**Task statement**
Pull out every line below containing the word "Stationary".

**Data provided**
◆ ◆ ◆ ◆ ◆ ◆ ◆
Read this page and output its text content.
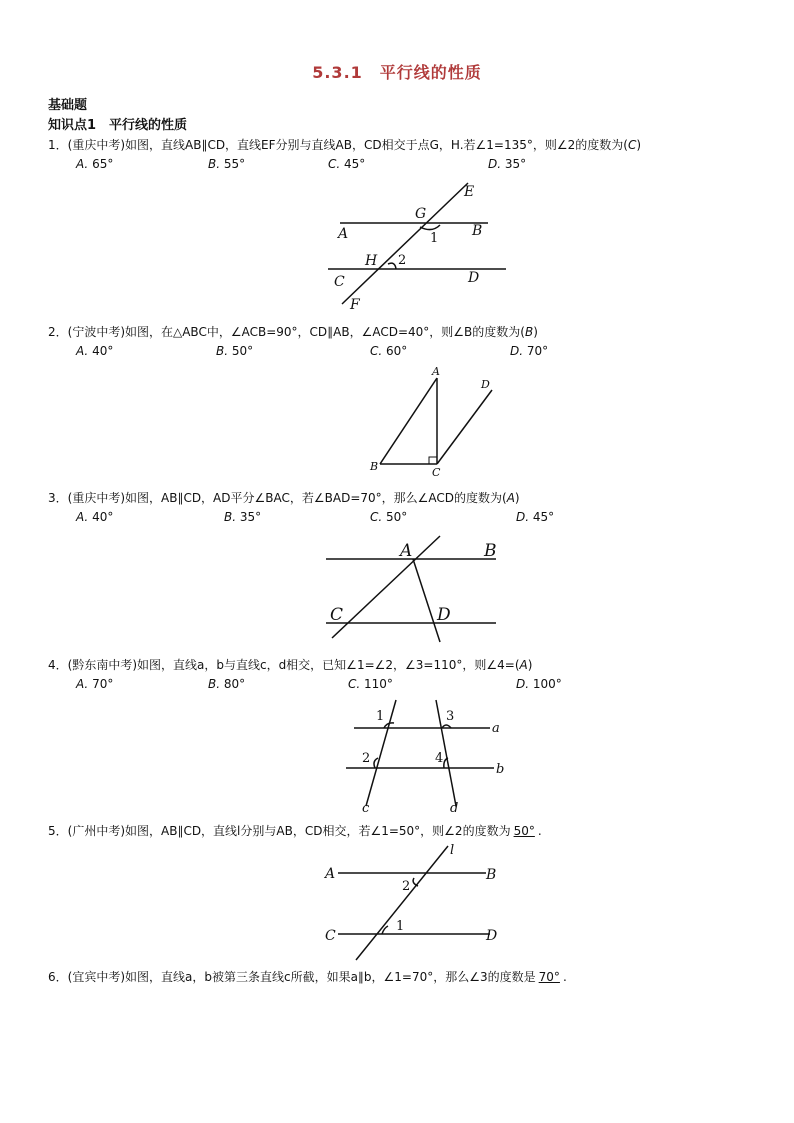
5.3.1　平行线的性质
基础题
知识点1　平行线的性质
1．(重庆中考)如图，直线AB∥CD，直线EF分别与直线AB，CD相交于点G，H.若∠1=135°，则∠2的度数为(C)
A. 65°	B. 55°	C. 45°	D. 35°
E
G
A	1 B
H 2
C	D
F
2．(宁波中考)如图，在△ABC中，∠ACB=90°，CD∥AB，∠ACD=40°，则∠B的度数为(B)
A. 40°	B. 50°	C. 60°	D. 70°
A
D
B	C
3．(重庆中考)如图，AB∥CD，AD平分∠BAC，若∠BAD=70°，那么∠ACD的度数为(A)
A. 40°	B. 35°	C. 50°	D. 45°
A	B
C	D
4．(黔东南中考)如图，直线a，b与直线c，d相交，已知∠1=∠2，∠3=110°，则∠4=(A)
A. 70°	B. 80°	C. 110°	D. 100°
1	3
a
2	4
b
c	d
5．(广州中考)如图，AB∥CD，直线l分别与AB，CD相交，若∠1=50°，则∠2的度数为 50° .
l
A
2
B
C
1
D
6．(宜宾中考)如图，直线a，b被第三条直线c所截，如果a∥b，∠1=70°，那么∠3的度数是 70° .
◆ ◆ ◆ ◆ ◆ ◆ ◆
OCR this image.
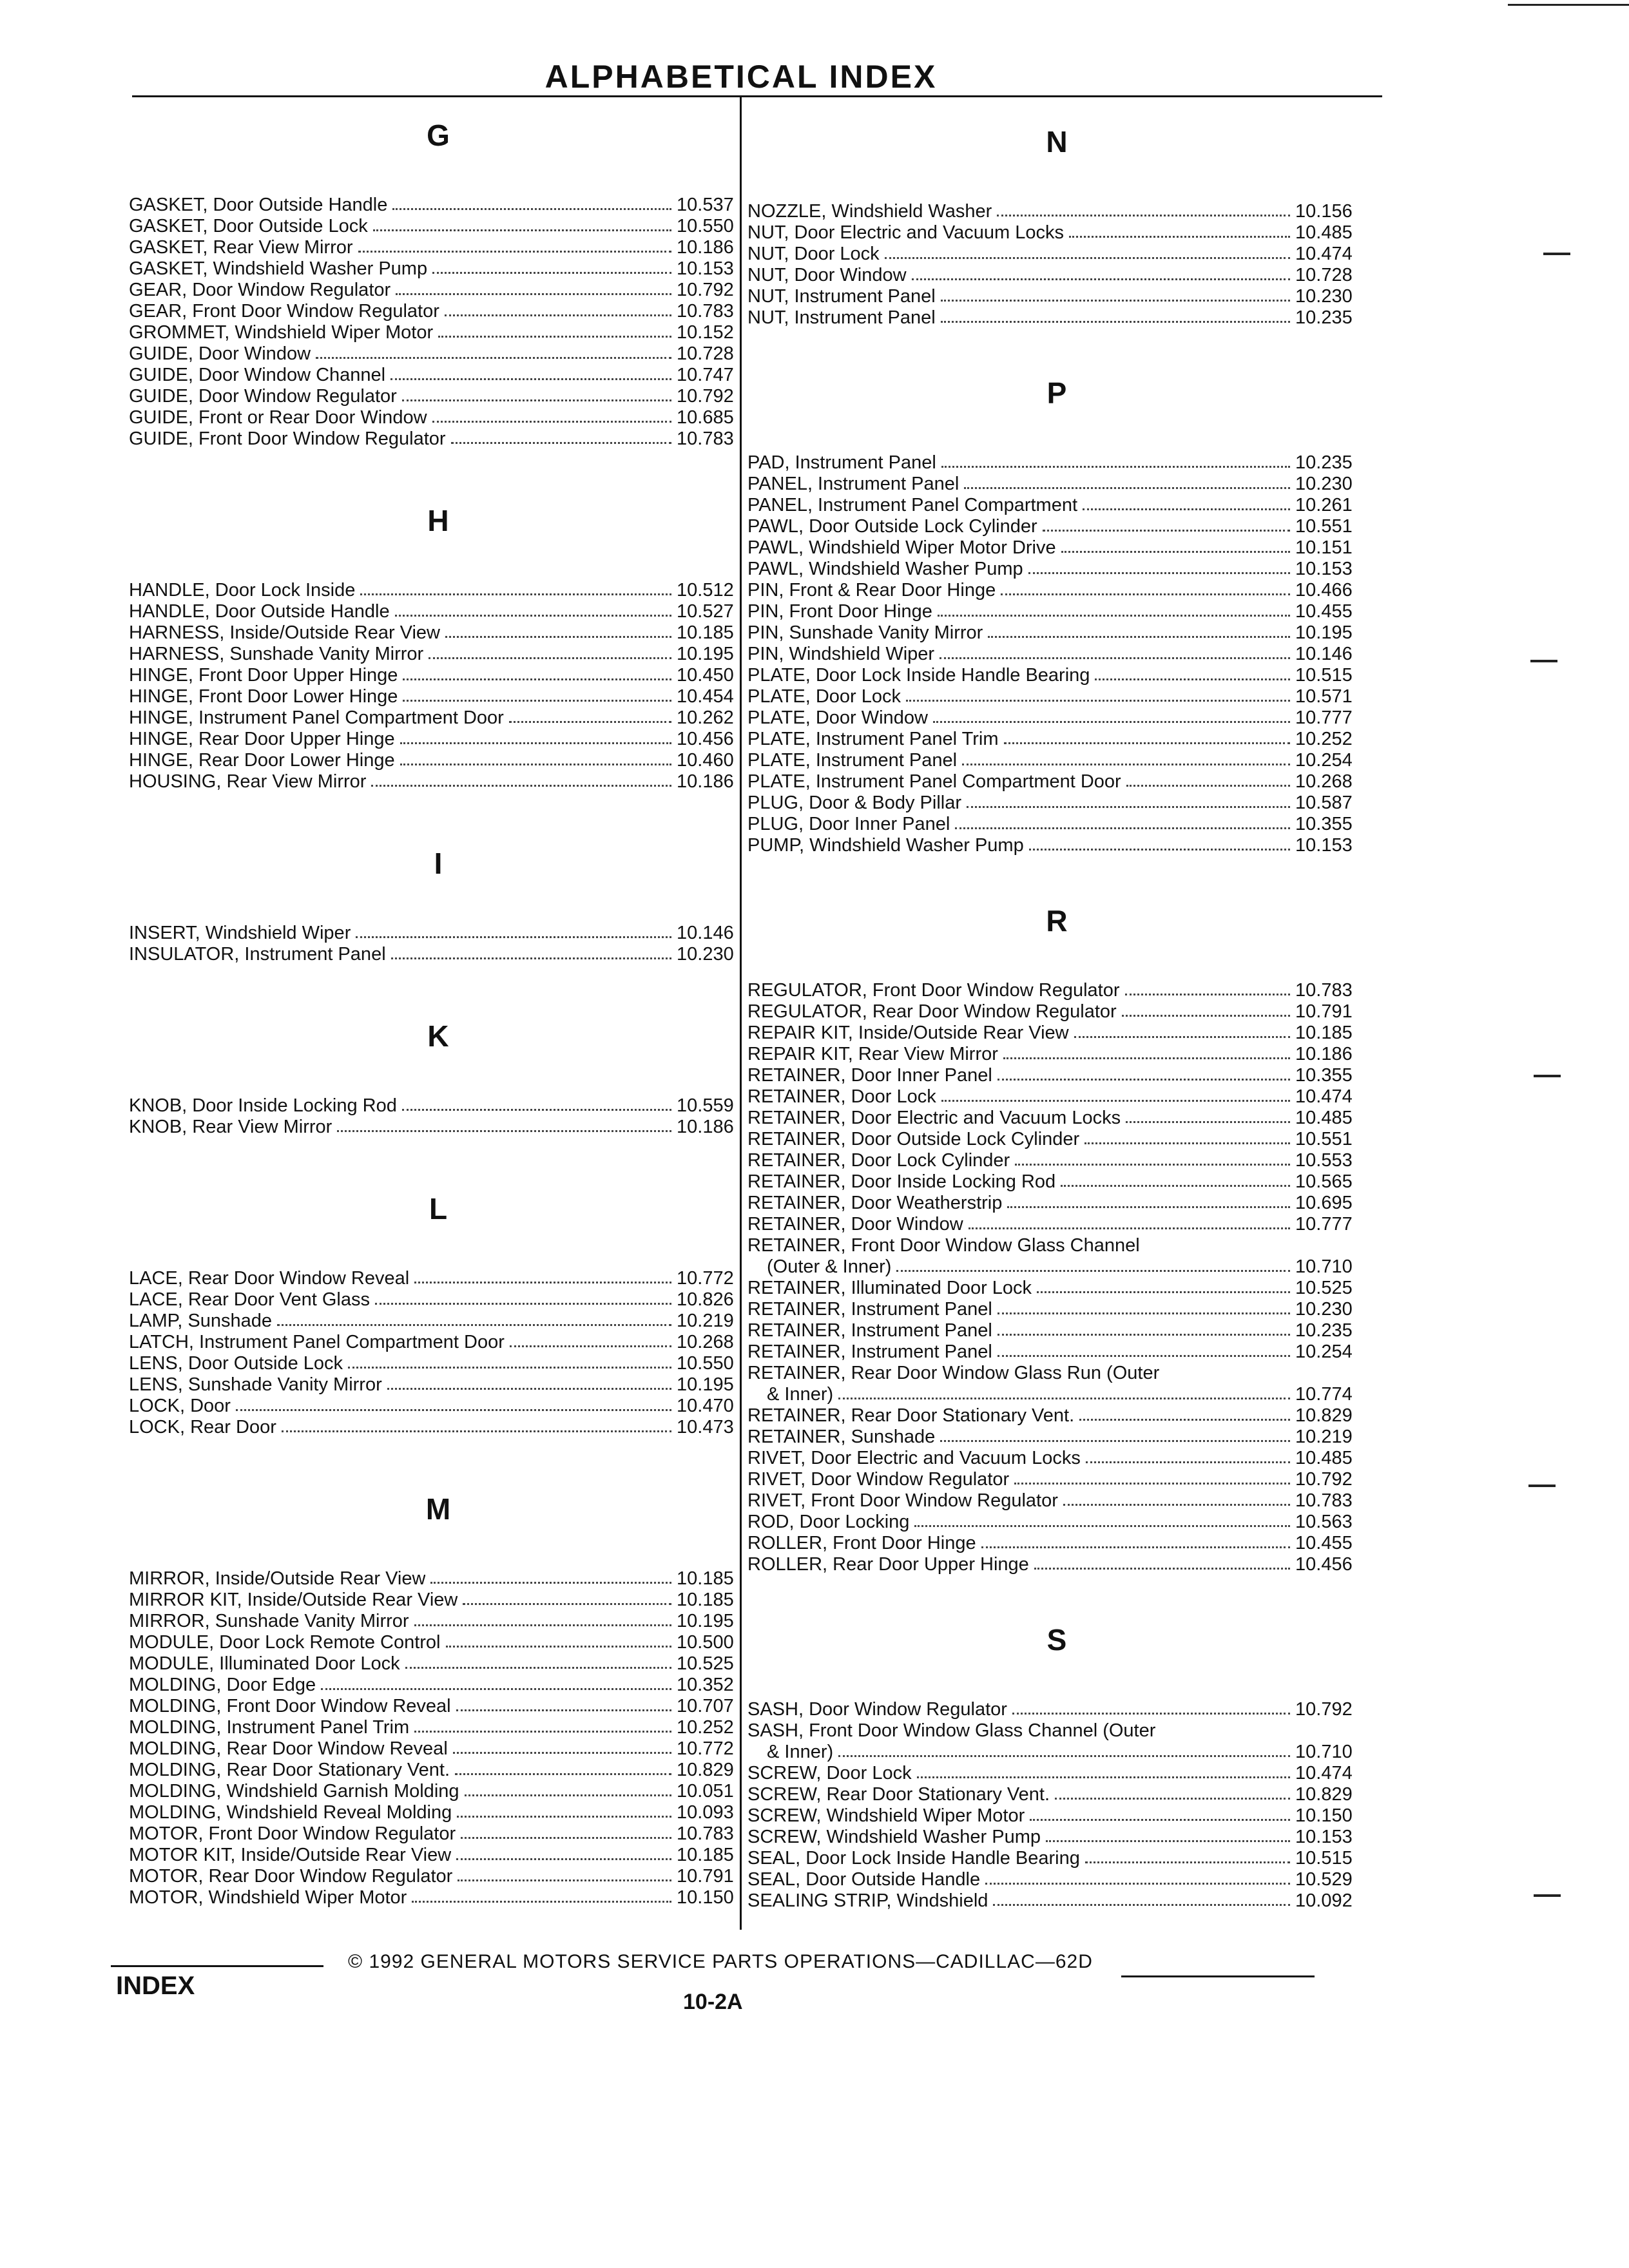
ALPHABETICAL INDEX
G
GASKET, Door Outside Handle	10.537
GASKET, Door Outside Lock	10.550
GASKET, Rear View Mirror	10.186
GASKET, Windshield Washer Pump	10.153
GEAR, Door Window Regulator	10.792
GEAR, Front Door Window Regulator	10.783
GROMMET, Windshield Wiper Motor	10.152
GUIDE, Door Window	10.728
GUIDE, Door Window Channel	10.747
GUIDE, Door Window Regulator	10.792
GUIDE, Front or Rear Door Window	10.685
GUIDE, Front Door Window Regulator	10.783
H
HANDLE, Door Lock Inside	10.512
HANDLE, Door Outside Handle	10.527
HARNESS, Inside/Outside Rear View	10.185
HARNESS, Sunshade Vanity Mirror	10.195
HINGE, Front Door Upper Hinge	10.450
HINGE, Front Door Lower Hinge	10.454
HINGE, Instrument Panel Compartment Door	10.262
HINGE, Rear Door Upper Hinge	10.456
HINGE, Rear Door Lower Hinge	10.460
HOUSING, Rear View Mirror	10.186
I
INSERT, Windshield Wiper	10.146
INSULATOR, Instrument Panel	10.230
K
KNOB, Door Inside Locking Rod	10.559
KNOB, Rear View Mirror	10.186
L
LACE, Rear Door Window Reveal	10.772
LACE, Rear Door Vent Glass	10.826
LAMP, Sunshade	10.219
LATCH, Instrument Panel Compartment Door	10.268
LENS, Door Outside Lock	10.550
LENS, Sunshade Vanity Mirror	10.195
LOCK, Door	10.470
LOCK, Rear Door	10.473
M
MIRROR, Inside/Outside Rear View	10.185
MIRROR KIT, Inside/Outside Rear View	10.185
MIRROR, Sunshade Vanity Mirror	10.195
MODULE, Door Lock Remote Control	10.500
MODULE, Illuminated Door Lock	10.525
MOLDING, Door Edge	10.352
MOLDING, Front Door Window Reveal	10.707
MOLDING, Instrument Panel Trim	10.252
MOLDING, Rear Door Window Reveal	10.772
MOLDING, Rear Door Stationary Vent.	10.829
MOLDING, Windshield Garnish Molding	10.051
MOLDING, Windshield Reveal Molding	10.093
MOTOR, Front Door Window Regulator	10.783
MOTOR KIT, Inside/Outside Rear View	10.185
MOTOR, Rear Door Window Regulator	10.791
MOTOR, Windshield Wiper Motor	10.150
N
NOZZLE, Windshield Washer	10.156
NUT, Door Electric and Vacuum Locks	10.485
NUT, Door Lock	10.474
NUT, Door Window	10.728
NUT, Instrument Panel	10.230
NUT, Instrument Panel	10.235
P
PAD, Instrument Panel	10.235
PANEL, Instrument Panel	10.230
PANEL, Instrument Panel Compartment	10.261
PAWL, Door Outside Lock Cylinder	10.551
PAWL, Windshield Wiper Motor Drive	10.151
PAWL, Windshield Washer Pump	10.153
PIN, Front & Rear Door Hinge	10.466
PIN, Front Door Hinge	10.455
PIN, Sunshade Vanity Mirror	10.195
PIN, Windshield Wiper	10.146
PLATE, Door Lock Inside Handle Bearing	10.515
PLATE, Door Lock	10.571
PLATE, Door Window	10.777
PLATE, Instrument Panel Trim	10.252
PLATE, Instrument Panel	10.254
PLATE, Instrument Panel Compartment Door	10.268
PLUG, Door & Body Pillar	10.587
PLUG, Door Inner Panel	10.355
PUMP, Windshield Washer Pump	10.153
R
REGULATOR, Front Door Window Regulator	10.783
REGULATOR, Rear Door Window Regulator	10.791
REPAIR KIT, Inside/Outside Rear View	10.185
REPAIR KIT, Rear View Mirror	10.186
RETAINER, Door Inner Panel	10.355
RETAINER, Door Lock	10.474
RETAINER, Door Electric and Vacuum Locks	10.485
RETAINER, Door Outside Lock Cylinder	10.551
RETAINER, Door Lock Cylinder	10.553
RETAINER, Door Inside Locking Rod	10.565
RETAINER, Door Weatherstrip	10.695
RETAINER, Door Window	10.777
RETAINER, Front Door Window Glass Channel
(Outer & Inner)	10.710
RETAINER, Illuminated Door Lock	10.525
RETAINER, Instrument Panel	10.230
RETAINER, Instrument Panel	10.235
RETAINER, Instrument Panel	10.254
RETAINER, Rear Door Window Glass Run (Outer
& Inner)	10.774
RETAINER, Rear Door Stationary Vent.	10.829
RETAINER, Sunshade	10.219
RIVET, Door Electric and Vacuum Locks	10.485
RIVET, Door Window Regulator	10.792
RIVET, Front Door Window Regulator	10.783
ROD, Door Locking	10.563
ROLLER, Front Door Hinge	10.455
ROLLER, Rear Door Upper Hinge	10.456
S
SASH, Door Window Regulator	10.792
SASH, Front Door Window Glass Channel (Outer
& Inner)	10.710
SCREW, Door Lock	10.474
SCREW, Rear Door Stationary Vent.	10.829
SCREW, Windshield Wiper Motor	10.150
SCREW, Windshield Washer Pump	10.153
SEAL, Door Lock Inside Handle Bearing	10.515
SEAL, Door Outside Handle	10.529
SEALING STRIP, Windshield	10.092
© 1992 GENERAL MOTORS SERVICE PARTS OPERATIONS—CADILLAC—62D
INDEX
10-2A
◆ ◆ ◆ ◆ ◆ ◆ ◆
**Answer to the exercise**
MOLDING, Rear Door Stationary Vent.	10.829
RETAINER, Rear Door Stationary Vent.	10.829
SCREW, Rear Door Stationary Vent.	10.829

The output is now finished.